[PROMPT]: Within the listing below, locate all lines containing the word "Optimal". Copy each one.

[DATA ROWS]:
[Begin]

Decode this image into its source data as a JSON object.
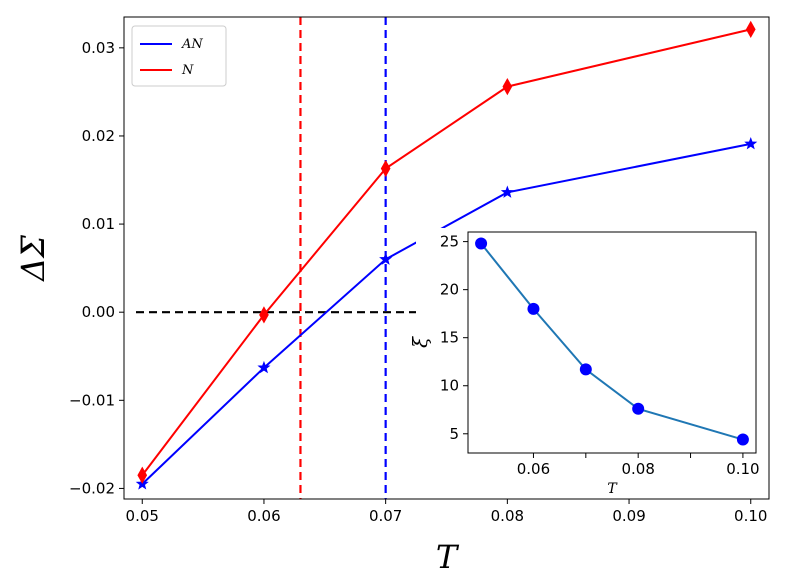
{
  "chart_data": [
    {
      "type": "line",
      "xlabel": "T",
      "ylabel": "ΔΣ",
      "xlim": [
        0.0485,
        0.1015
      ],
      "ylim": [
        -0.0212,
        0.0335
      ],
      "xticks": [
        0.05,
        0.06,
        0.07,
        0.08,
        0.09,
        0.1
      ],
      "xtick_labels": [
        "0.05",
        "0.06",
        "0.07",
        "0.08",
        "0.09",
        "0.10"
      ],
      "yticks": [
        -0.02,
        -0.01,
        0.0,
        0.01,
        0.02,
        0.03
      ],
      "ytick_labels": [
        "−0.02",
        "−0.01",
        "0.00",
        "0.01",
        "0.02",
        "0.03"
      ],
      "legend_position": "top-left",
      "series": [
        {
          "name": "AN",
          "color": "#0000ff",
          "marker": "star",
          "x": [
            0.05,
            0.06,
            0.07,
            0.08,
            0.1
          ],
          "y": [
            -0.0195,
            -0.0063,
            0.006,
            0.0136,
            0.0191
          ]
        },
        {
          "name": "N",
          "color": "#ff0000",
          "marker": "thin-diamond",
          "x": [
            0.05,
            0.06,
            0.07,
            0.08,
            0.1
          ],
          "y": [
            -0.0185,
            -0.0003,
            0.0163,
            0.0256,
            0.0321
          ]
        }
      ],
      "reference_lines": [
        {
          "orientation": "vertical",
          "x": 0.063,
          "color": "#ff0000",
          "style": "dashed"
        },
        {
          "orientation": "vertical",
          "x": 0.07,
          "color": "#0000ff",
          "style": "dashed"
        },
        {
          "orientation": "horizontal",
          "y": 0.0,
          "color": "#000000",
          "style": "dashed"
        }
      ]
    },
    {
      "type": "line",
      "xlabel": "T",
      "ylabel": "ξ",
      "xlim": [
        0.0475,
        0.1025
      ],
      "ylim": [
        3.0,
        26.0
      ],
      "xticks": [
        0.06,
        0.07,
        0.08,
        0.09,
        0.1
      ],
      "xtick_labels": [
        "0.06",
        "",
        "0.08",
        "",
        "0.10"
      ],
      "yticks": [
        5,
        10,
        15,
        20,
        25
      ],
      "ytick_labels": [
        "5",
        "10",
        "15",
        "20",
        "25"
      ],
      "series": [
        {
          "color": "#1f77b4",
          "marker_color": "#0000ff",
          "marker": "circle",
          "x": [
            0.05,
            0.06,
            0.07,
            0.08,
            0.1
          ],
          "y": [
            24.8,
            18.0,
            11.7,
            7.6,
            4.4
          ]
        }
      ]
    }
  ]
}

[End]
[Begin]

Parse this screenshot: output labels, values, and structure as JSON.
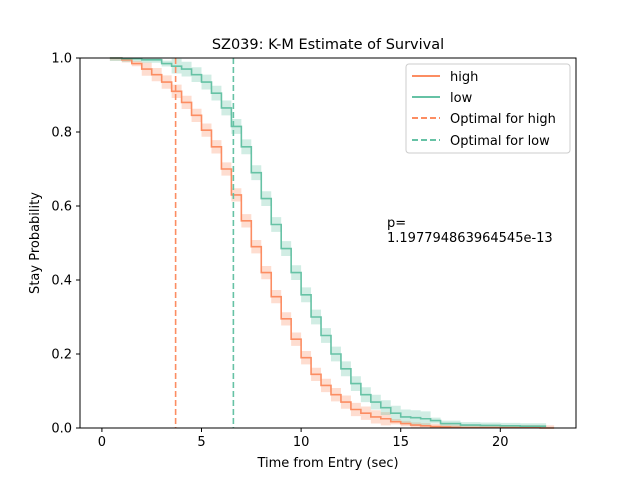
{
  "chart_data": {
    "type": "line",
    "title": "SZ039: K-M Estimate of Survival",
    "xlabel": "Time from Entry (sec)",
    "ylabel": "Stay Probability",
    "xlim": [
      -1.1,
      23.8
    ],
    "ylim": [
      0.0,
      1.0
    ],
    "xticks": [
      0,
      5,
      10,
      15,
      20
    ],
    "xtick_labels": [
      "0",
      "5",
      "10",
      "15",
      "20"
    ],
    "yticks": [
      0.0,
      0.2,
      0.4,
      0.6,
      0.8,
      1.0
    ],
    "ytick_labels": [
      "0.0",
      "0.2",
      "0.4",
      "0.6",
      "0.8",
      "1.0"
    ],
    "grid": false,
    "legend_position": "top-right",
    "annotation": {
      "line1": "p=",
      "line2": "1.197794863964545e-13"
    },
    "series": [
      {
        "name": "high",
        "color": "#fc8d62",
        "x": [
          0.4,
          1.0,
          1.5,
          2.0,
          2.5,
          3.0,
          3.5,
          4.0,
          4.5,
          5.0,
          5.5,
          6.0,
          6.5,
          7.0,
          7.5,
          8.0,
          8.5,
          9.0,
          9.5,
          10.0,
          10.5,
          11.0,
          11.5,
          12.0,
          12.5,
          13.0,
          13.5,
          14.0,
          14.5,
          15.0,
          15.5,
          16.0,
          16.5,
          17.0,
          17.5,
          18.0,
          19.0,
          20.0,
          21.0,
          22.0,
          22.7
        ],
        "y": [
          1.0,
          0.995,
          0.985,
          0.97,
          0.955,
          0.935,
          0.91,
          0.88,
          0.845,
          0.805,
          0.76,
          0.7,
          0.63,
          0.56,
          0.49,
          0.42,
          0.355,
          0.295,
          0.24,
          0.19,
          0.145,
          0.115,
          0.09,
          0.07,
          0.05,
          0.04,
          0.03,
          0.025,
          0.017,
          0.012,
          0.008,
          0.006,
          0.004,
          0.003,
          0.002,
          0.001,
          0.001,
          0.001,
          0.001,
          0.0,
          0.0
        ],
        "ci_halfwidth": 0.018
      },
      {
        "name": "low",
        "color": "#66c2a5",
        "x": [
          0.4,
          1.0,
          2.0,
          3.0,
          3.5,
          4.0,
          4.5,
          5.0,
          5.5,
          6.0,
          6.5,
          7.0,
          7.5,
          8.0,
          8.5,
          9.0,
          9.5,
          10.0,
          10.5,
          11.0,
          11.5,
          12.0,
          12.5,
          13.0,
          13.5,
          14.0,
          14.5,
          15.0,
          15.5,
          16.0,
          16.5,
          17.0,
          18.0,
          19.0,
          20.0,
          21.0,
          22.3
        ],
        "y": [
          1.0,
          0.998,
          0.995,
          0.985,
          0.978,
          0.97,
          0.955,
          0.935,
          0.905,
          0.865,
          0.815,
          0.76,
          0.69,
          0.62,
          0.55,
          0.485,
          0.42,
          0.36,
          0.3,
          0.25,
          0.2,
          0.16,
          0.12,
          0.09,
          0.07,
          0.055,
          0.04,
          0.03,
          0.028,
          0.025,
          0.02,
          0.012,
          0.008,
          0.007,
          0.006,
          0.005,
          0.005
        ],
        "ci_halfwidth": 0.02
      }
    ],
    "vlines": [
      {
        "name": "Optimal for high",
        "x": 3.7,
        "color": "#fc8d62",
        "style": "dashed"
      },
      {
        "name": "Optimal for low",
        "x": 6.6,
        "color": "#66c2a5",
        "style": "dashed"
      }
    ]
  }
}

[End]

[RESULT]:
        "name": "Optimal for high",
        "name": "Optimal for low",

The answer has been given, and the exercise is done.